>>>>

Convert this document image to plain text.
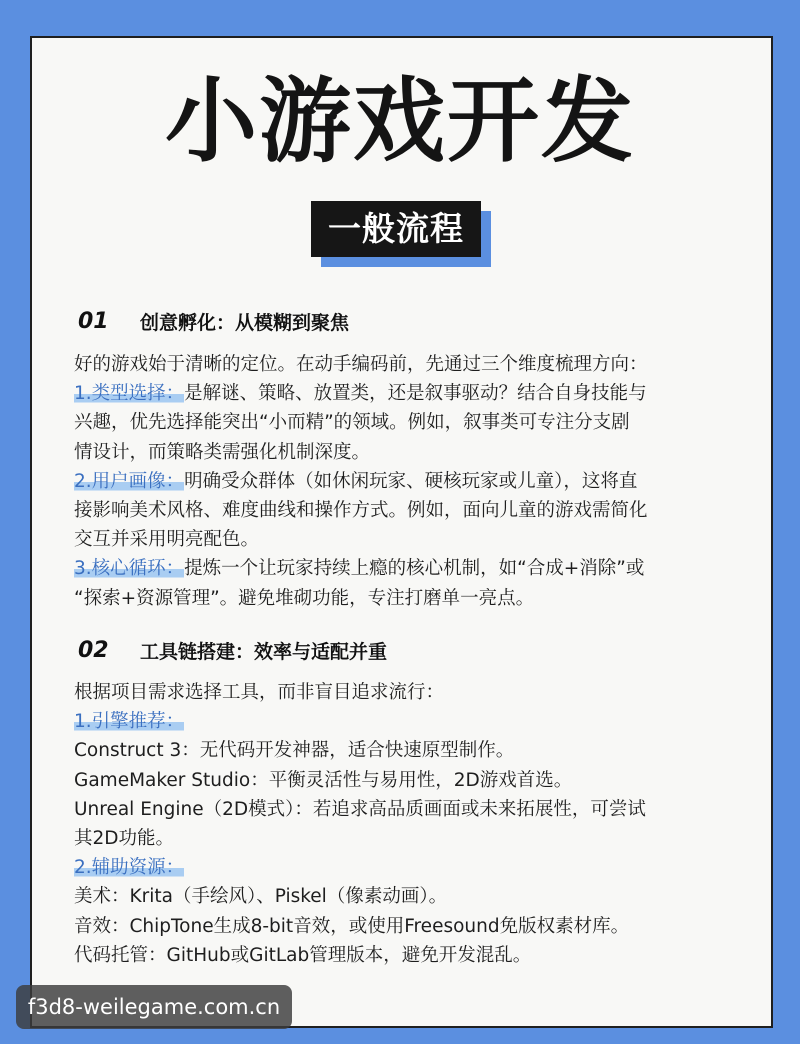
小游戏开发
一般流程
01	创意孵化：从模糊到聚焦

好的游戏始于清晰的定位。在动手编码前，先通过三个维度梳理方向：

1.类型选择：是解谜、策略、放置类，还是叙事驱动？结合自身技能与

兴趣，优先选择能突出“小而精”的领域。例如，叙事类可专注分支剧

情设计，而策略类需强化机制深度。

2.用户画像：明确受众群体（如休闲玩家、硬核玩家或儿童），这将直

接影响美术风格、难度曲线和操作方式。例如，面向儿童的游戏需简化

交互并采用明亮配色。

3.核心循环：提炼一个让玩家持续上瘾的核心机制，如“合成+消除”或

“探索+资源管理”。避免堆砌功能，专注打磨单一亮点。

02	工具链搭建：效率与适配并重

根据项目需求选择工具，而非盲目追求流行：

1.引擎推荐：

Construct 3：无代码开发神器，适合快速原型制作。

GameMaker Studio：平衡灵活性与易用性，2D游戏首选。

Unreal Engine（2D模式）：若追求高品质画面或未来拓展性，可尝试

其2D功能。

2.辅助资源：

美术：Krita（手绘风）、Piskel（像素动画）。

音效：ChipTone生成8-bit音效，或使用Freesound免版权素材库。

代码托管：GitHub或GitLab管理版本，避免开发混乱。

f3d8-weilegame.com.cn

<<<<
>>>>

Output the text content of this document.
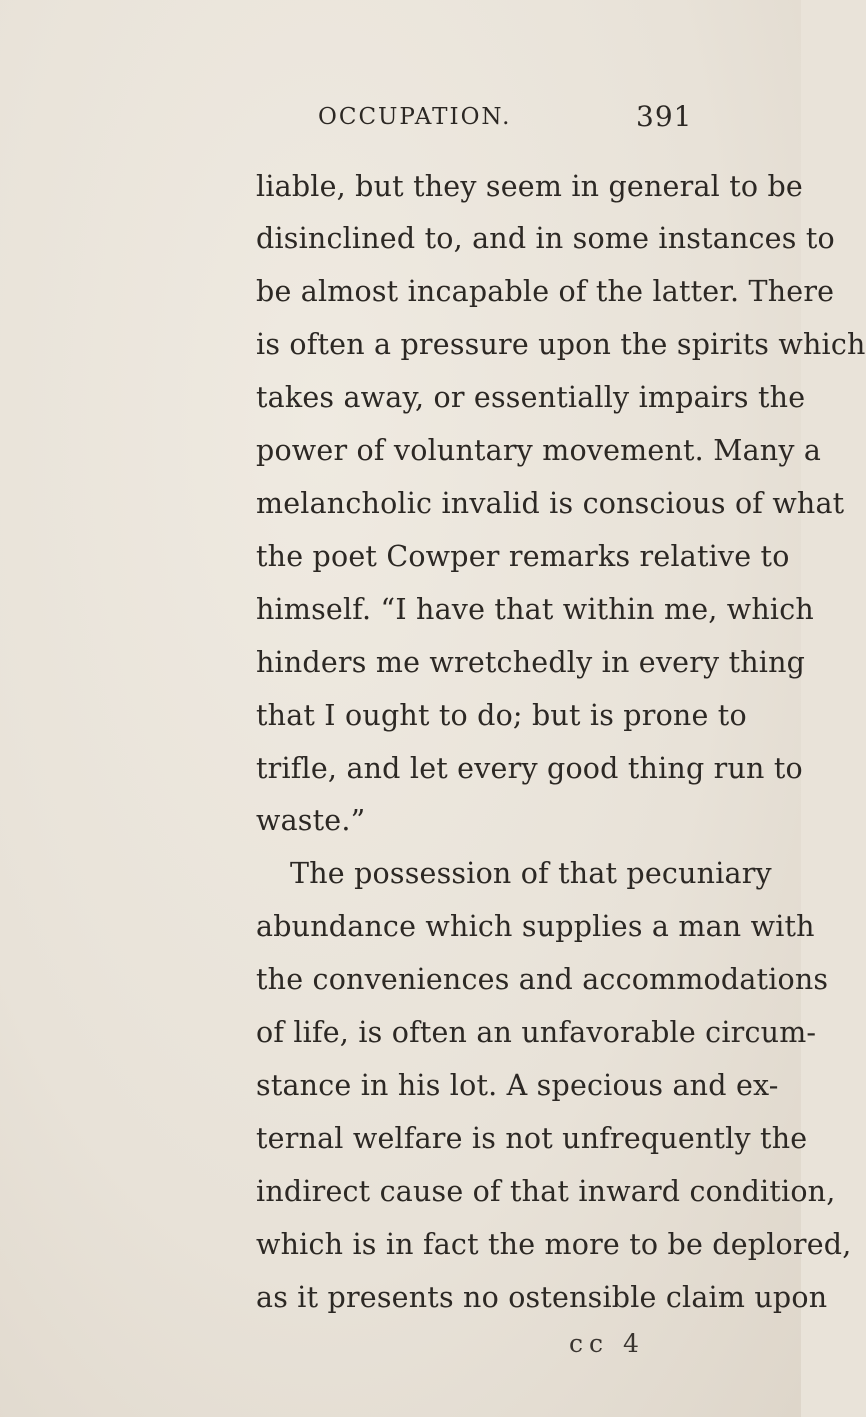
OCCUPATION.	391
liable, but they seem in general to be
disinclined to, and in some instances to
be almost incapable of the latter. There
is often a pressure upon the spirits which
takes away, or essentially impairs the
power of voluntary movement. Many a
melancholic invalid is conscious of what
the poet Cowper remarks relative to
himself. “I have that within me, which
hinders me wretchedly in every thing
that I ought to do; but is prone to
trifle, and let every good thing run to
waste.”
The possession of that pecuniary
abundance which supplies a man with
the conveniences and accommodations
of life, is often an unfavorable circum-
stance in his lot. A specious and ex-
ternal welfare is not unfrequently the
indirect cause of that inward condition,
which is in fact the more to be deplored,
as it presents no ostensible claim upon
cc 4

<<<<

SET PROBLEM >>
Which lines above contain "document"? Show each of them.

ANSWER TO THIS EXERCISE >>
Convert this document image to plain text.
Output the text content of this document.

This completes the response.